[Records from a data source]
* * * * *

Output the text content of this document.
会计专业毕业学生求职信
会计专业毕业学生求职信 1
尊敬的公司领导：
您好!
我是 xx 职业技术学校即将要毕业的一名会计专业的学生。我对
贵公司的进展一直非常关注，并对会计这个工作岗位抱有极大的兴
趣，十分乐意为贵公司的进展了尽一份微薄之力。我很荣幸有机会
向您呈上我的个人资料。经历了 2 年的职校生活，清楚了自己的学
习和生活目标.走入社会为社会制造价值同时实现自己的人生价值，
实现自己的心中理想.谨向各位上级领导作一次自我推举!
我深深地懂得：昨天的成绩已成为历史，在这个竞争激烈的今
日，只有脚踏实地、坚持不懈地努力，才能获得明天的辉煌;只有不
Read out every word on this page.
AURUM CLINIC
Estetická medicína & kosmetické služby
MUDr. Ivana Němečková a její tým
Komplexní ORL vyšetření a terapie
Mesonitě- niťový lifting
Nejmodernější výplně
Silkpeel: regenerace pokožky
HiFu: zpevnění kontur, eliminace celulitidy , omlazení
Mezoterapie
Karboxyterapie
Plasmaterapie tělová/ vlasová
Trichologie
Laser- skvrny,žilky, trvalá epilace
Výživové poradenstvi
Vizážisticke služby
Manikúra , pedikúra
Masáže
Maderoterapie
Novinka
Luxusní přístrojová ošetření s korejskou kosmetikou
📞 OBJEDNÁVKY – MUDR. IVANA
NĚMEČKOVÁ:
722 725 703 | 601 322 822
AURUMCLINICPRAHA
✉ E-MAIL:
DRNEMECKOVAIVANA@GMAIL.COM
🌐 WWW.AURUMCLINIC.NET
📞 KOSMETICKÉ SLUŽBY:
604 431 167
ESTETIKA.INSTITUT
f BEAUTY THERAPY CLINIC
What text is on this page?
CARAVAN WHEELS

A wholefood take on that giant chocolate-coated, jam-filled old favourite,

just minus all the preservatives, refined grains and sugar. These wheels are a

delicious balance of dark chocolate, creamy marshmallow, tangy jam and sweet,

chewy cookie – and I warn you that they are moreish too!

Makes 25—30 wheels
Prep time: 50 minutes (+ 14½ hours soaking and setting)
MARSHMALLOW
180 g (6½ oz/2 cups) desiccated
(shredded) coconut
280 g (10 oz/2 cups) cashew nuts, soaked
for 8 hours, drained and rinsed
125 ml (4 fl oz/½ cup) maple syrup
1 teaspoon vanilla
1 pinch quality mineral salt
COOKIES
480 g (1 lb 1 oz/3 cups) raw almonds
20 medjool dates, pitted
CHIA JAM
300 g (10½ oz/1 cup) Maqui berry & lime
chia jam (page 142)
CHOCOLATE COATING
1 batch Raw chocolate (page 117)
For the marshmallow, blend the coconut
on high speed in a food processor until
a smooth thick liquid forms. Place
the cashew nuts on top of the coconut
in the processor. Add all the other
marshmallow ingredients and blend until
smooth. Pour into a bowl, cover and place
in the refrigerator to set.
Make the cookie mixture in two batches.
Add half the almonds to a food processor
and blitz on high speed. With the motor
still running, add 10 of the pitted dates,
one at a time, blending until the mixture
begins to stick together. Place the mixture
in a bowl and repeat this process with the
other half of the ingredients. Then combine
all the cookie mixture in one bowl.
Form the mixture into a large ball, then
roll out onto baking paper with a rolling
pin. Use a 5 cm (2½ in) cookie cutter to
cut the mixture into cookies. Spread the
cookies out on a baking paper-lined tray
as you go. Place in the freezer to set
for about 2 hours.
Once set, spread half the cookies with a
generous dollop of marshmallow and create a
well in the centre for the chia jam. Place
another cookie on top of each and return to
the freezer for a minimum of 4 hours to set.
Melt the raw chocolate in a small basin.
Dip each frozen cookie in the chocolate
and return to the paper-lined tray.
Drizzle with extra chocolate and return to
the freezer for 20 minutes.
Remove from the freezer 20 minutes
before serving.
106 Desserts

* * * * *

- [Task goal] Read the entries and pick out all lines that include the word "cups".

- [Exercise output]
180 g (6½ oz/2 cups) desiccated
280 g (10 oz/2 cups) cashew nuts, soaked
480 g (1 lb 1 oz/3 cups) raw almonds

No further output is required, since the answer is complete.